-- EXERCISE GOAL --
From the first line to the last, reproduce the material exactly.

== Segment start ==

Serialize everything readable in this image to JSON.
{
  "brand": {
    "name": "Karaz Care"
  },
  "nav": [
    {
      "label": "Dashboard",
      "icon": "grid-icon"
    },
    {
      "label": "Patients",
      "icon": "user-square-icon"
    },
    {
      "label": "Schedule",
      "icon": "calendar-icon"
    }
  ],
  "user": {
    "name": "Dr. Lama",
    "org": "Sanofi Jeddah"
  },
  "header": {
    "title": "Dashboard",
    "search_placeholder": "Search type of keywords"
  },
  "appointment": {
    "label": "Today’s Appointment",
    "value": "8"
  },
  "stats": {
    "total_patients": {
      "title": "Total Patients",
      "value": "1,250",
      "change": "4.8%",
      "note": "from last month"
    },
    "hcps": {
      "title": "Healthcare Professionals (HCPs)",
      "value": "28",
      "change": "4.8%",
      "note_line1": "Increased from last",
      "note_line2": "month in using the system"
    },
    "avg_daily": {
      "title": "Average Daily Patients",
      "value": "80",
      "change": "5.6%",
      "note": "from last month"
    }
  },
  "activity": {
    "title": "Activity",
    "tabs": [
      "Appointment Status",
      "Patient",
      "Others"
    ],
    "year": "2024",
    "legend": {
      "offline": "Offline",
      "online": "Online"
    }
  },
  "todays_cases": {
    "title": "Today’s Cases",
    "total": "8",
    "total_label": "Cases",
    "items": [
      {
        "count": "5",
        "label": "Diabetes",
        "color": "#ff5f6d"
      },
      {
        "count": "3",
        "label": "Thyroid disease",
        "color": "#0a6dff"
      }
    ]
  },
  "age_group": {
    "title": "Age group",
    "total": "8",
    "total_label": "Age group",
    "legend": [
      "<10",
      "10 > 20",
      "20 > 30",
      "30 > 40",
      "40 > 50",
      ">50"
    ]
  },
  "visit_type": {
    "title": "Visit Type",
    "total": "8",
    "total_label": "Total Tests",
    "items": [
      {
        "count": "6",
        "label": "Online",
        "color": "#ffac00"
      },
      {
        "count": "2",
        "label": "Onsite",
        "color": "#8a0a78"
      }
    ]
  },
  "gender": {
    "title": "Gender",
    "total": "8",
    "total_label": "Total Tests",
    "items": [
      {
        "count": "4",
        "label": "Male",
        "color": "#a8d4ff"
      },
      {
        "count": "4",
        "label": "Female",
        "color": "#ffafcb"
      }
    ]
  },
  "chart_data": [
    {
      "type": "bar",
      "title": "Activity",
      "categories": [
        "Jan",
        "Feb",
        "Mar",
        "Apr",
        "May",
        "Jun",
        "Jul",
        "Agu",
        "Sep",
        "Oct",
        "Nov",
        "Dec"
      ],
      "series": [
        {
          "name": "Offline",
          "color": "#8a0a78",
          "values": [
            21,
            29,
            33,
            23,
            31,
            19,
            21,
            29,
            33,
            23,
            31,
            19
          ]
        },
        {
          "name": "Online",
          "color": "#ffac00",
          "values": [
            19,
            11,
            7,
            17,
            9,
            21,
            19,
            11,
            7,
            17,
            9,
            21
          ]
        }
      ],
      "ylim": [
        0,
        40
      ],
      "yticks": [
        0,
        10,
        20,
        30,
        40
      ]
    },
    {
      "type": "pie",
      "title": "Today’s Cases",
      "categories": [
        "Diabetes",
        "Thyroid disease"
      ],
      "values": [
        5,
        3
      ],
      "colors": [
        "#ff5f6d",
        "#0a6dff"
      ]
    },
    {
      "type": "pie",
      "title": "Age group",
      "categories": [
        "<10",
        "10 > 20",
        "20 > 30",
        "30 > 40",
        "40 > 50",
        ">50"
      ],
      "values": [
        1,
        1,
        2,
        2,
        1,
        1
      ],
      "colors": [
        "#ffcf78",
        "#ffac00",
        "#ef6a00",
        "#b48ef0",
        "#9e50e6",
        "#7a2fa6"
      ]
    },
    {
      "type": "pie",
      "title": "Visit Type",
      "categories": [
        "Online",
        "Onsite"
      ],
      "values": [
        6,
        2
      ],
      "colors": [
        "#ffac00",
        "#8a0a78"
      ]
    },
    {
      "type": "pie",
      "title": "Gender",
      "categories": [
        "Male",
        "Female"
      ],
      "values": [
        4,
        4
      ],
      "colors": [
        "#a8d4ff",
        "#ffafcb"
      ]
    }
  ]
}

== Segment end ==

-- EXPECTED ANSWER --
Serialize everything readable in this image to JSON.
{
  "brand": {
    "name": "Karaz Care"
  },
  "nav": [
    {
      "label": "Dashboard",
      "icon": "grid-icon"
    },
    {
      "label": "Patients",
      "icon": "user-square-icon"
    },
    {
      "label": "Schedule",
      "icon": "calendar-icon"
    }
  ],
  "user": {
    "name": "Dr. Lama",
    "org": "Sanofi Jeddah"
  },
  "header": {
    "title": "Dashboard",
    "search_placeholder": "Search type of keywords"
  },
  "appointment": {
    "label": "Today’s Appointment",
    "value": "8"
  },
  "stats": {
    "total_patients": {
      "title": "Total Patients",
      "value": "1,250",
      "change": "4.8%",
      "note": "from last month"
    },
    "hcps": {
      "title": "Healthcare Professionals (HCPs)",
      "value": "28",
      "change": "4.8%",
      "note_line1": "Increased from last",
      "note_line2": "month in using the system"
    },
    "avg_daily": {
      "title": "Average Daily Patients",
      "value": "80",
      "change": "5.6%",
      "note": "from last month"
    }
  },
  "activity": {
    "title": "Activity",
    "tabs": [
      "Appointment Status",
      "Patient",
      "Others"
    ],
    "year": "2024",
    "legend": {
      "offline": "Offline",
      "online": "Online"
    }
  },
  "todays_cases": {
    "title": "Today’s Cases",
    "total": "8",
    "total_label": "Cases",
    "items": [
      {
        "count": "5",
        "label": "Diabetes",
        "color": "#ff5f6d"
      },
      {
        "count": "3",
        "label": "Thyroid disease",
        "color": "#0a6dff"
      }
    ]
  },
  "age_group": {
    "title": "Age group",
    "total": "8",
    "total_label": "Age group",
    "legend": [
      "<10",
      "10 > 20",
      "20 > 30",
      "30 > 40",
      "40 > 50",
      ">50"
    ]
  },
  "visit_type": {
    "title": "Visit Type",
    "total": "8",
    "total_label": "Total Tests",
    "items": [
      {
        "count": "6",
        "label": "Online",
        "color": "#ffac00"
      },
      {
        "count": "2",
        "label": "Onsite",
        "color": "#8a0a78"
      }
    ]
  },
  "gender": {
    "title": "Gender",
    "total": "8",
    "total_label": "Total Tests",
    "items": [
      {
        "count": "4",
        "label": "Male",
        "color": "#a8d4ff"
      },
      {
        "count": "4",
        "label": "Female",
        "color": "#ffafcb"
      }
    ]
  },
  "chart_data": [
    {
      "type": "bar",
      "title": "Activity",
      "categories": [
        "Jan",
        "Feb",
        "Mar",
        "Apr",
        "May",
        "Jun",
        "Jul",
        "Agu",
        "Sep",
        "Oct",
        "Nov",
        "Dec"
      ],
      "series": [
        {
          "name": "Offline",
          "color": "#8a0a78",
          "values": [
            21,
            29,
            33,
            23,
            31,
            19,
            21,
            29,
            33,
            23,
            31,
            19
          ]
        },
        {
          "name": "Online",
          "color": "#ffac00",
          "values": [
            19,
            11,
            7,
            17,
            9,
            21,
            19,
            11,
            7,
            17,
            9,
            21
          ]
        }
      ],
      "ylim": [
        0,
        40
      ],
      "yticks": [
        0,
        10,
        20,
        30,
        40
      ]
    },
    {
      "type": "pie",
      "title": "Today’s Cases",
      "categories": [
        "Diabetes",
        "Thyroid disease"
      ],
      "values": [
        5,
        3
      ],
      "colors": [
        "#ff5f6d",
        "#0a6dff"
      ]
    },
    {
      "type": "pie",
      "title": "Age group",
      "categories": [
        "<10",
        "10 > 20",
        "20 > 30",
        "30 > 40",
        "40 > 50",
        ">50"
      ],
      "values": [
        1,
        1,
        2,
        2,
        1,
        1
      ],
      "colors": [
        "#ffcf78",
        "#ffac00",
        "#ef6a00",
        "#b48ef0",
        "#9e50e6",
        "#7a2fa6"
      ]
    },
    {
      "type": "pie",
      "title": "Visit Type",
      "categories": [
        "Online",
        "Onsite"
      ],
      "values": [
        6,
        2
      ],
      "colors": [
        "#ffac00",
        "#8a0a78"
      ]
    },
    {
      "type": "pie",
      "title": "Gender",
      "categories": [
        "Male",
        "Female"
      ],
      "values": [
        4,
        4
      ],
      "colors": [
        "#a8d4ff",
        "#ffafcb"
      ]
    }
  ]
}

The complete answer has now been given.